» **Stated goal**
Search the records below for the word "محطة". Pull out each line that has it.

» **Raw data**
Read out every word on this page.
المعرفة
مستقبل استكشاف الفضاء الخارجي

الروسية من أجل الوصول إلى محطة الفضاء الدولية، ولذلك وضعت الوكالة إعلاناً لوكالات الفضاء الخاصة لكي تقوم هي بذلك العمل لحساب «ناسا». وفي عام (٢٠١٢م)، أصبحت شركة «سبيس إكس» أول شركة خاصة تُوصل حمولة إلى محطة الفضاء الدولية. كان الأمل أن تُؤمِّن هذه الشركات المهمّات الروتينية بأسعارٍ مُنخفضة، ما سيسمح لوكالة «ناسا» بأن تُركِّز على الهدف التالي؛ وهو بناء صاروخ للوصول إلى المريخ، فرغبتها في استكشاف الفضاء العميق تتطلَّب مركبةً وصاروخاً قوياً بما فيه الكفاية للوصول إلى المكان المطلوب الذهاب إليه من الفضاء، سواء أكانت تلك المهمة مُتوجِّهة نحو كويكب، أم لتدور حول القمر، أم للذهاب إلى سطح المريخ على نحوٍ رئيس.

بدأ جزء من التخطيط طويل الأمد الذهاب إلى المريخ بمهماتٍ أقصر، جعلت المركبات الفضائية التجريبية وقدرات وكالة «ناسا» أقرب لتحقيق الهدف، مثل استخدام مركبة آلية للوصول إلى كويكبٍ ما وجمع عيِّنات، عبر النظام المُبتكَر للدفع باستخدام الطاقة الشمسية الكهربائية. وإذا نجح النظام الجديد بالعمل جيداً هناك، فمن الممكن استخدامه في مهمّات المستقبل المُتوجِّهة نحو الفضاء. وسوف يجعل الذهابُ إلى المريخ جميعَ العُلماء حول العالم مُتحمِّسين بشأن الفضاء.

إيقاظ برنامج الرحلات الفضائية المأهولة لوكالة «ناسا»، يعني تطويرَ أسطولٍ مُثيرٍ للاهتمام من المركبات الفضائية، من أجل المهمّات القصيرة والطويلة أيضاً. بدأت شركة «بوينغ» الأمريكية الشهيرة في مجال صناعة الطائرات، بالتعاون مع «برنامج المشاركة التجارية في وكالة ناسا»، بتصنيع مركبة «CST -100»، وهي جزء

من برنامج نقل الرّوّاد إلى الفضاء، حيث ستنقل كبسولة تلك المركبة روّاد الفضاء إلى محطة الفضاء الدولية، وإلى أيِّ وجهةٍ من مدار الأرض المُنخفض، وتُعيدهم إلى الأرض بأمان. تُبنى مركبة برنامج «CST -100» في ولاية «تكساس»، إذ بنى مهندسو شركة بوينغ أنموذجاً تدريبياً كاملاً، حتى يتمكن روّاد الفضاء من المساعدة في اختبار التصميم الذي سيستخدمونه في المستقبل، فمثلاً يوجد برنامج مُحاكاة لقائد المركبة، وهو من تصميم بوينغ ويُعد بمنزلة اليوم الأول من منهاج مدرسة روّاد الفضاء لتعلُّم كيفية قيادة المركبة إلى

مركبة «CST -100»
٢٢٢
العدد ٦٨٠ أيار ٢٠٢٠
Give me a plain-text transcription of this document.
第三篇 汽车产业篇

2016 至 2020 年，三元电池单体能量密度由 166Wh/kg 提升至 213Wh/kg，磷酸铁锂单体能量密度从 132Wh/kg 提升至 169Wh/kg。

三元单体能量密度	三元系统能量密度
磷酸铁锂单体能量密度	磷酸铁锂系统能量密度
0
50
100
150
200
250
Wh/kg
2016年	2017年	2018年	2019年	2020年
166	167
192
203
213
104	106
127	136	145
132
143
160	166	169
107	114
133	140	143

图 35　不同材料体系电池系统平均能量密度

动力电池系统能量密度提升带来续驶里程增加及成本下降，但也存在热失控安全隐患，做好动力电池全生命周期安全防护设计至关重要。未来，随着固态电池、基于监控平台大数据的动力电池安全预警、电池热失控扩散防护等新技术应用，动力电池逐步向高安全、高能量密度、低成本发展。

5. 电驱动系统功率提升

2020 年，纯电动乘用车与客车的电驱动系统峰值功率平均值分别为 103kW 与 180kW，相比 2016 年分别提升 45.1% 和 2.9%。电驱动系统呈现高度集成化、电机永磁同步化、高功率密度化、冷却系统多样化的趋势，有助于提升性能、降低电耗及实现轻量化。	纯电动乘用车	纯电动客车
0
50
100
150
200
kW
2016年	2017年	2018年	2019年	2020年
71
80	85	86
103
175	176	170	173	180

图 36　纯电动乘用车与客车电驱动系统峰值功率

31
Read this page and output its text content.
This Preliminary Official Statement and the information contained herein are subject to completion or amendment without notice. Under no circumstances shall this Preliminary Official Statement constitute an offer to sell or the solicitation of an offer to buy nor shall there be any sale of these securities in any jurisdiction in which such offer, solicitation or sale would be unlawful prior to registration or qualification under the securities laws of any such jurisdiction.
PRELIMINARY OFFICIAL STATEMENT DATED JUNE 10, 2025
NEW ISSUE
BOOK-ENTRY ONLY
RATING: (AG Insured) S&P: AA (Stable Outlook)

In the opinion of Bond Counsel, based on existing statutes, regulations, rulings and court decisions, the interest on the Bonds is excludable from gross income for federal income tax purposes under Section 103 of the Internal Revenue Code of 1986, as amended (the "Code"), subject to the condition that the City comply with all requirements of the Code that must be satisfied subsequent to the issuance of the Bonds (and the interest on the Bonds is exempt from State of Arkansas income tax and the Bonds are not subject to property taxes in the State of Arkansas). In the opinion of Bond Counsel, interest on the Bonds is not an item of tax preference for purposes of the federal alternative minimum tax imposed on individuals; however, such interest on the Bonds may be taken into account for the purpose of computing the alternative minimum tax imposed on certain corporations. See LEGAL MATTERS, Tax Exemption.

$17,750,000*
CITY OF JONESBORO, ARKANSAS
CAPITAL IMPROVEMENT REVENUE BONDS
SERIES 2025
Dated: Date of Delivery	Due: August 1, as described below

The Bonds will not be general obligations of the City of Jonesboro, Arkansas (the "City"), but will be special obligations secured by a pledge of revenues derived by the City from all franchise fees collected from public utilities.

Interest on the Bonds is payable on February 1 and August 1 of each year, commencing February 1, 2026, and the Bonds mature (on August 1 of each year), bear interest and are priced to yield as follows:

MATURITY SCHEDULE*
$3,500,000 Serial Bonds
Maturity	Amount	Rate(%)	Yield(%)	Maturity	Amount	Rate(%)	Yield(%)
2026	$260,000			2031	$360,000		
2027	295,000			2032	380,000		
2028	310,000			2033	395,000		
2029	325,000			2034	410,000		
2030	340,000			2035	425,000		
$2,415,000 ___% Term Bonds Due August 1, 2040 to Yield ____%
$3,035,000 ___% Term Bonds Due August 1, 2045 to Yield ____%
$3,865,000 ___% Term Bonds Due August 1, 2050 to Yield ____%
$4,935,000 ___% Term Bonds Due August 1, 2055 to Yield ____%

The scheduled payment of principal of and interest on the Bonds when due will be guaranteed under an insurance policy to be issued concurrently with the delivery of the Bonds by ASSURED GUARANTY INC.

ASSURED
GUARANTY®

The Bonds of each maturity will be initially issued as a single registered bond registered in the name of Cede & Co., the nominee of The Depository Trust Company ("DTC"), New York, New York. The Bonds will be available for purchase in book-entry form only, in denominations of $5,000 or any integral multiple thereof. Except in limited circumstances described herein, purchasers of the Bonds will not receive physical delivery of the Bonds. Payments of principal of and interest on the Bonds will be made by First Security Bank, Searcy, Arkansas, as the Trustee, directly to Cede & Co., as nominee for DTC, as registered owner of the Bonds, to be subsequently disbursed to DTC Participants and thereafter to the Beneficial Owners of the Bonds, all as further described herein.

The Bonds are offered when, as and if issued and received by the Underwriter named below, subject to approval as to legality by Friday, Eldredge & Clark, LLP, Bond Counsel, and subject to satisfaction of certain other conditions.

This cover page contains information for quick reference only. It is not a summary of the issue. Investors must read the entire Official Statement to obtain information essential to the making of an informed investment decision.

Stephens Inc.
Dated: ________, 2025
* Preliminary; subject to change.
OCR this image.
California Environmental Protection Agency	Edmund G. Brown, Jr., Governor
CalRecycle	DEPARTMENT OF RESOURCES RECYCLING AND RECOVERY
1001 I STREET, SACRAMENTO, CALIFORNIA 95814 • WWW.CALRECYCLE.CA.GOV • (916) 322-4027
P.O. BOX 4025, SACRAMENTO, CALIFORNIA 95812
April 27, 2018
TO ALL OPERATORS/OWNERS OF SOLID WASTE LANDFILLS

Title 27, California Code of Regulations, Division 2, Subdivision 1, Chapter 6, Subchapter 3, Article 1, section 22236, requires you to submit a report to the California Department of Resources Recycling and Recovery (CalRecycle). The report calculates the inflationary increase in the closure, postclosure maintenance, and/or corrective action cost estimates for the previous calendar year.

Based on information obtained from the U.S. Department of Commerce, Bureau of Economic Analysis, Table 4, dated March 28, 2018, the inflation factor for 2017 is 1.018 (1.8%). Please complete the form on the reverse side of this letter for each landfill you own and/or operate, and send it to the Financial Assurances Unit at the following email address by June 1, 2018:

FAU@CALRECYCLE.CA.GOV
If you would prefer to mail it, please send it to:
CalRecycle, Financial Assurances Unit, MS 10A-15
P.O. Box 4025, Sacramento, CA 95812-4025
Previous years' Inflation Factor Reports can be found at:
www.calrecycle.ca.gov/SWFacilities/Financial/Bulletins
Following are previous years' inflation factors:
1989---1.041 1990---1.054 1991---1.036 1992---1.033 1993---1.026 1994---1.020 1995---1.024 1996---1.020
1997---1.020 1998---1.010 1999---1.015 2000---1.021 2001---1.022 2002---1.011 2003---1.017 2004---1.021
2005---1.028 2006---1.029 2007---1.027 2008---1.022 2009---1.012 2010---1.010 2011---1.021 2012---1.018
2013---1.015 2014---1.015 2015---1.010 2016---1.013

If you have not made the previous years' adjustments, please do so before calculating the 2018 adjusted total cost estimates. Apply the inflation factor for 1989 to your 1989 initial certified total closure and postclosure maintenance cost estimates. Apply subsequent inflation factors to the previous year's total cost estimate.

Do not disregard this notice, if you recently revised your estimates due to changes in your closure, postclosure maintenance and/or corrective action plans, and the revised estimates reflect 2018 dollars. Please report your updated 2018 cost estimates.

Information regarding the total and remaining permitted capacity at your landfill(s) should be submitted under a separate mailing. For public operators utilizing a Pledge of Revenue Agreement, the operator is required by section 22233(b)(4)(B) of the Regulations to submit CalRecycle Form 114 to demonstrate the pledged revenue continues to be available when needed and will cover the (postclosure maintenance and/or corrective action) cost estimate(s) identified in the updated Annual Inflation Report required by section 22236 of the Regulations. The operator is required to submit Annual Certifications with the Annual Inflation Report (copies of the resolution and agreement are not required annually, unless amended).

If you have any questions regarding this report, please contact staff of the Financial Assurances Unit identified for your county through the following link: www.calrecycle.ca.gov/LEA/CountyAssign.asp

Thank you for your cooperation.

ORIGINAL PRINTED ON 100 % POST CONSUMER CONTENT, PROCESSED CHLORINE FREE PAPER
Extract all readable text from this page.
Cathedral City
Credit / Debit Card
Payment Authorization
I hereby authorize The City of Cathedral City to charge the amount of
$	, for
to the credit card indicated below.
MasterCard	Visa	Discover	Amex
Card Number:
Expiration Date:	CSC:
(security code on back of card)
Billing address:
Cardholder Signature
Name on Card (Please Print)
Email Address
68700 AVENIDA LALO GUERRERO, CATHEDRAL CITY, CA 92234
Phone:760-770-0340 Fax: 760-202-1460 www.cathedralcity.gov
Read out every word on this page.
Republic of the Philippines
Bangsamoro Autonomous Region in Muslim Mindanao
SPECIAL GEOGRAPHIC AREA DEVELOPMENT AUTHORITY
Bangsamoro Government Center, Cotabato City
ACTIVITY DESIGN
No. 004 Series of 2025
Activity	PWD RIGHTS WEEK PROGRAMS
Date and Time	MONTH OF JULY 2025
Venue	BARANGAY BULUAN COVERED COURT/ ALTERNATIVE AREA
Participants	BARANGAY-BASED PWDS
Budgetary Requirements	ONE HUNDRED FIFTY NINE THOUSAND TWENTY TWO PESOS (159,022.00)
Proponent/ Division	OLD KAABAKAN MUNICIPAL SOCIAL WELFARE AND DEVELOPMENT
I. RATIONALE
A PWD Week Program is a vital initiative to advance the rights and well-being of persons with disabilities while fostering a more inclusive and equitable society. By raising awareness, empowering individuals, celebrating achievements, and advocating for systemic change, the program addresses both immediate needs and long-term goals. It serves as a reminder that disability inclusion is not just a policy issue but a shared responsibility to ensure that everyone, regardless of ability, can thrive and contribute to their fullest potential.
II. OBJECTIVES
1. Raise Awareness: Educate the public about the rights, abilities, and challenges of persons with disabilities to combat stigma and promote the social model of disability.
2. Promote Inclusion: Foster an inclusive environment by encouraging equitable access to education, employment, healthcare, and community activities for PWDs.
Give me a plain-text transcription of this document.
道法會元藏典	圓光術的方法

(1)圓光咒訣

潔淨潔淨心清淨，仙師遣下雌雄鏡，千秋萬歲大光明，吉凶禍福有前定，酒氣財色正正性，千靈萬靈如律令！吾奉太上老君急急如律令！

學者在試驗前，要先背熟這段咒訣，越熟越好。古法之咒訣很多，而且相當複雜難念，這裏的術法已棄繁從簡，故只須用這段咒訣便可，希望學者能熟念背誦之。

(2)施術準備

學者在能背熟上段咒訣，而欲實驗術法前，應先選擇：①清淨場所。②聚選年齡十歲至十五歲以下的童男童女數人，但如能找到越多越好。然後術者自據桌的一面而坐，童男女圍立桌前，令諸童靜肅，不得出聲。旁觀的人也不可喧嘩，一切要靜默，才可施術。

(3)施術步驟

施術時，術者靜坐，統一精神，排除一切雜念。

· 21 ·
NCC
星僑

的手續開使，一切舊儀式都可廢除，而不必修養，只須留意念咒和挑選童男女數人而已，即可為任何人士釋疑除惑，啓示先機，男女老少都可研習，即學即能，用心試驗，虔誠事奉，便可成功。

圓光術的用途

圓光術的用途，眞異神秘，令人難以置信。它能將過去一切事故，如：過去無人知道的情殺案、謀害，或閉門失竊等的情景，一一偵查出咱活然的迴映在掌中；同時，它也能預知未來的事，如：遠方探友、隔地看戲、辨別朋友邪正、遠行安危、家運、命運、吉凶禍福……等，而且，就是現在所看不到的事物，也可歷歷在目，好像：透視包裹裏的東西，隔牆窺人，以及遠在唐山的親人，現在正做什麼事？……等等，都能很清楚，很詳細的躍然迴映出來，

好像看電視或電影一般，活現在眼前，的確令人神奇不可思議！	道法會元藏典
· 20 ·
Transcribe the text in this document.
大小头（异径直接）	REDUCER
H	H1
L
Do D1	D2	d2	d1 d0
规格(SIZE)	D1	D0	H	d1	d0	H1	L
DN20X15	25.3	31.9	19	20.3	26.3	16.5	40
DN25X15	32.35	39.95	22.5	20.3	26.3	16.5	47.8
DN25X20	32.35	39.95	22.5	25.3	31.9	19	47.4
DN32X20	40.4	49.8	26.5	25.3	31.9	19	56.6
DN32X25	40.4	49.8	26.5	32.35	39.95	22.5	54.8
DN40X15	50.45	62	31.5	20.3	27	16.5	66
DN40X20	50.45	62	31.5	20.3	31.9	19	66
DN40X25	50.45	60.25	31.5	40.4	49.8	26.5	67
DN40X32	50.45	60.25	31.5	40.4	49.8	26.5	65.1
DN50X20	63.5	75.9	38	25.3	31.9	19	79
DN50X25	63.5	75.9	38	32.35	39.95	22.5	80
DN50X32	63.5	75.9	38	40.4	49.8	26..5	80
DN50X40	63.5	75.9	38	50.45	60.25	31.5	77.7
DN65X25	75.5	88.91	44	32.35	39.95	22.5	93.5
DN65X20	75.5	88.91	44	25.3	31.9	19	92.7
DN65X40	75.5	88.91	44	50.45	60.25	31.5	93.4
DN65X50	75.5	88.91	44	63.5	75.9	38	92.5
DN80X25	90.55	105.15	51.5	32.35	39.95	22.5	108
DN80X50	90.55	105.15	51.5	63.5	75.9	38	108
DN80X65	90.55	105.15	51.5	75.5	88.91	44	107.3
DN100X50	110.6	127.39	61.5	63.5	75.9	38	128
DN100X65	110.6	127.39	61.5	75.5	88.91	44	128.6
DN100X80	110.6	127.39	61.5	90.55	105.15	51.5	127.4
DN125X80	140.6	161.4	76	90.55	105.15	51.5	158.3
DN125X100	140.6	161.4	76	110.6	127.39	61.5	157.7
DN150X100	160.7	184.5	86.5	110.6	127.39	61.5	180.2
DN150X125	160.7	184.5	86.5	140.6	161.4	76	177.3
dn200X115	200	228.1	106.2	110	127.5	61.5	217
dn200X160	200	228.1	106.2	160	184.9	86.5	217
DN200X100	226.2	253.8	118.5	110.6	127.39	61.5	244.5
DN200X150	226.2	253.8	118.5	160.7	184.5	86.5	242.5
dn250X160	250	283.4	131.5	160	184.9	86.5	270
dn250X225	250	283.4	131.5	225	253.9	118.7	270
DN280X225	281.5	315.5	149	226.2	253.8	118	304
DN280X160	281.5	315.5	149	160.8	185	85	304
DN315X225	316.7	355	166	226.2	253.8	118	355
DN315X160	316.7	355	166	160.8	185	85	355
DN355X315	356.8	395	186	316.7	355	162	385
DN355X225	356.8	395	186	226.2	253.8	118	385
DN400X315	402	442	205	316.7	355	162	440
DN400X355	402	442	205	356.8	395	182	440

» **Written response**
الروسية من أجل الوصول إلى محطة الفضاء الدولية، ولذلك وضعت الوكالة إعلاناً لوكالات الفضاء الخاصة لكي تقوم هي بذلك العمل لحساب «ناسا». وفي عام (٢٠١٢م)، أصبحت شركة «سبيس إكس» أول شركة خاصة تُوصل حمولة إلى محطة الفضاء الدولية. كان الأمل أن تُؤمِّن هذه الشركات المهمّات الروتينية بأسعارٍ مُنخفضة، ما سيسمح لوكالة «ناسا» بأن تُركِّز على الهدف التالي؛ وهو بناء صاروخ للوصول إلى المريخ، فرغبتها في استكشاف الفضاء العميق تتطلَّب مركبةً وصاروخاً قوياً بما فيه الكفاية للوصول إلى المكان المطلوب الذهاب إليه من الفضاء، سواء أكانت تلك المهمة مُتوجِّهة نحو كويكب، أم لتدور حول القمر، أم للذهاب إلى سطح المريخ على نحوٍ رئيس.
من برنامج نقل الرّوّاد إلى الفضاء، حيث ستنقل كبسولة تلك المركبة روّاد الفضاء إلى محطة الفضاء الدولية، وإلى أيِّ وجهةٍ من مدار الأرض المُنخفض، وتُعيدهم إلى الأرض بأمان. تُبنى مركبة برنامج «CST -100» في ولاية «تكساس»، إذ بنى مهندسو شركة بوينغ أنموذجاً تدريبياً كاملاً، حتى يتمكن روّاد الفضاء من المساعدة في اختبار التصميم الذي سيستخدمونه في المستقبل، فمثلاً يوجد برنامج مُحاكاة لقائد المركبة، وهو من تصميم بوينغ ويُعد بمنزلة اليوم الأول من منهاج مدرسة روّاد الفضاء لتعلُّم كيفية قيادة المركبة إلى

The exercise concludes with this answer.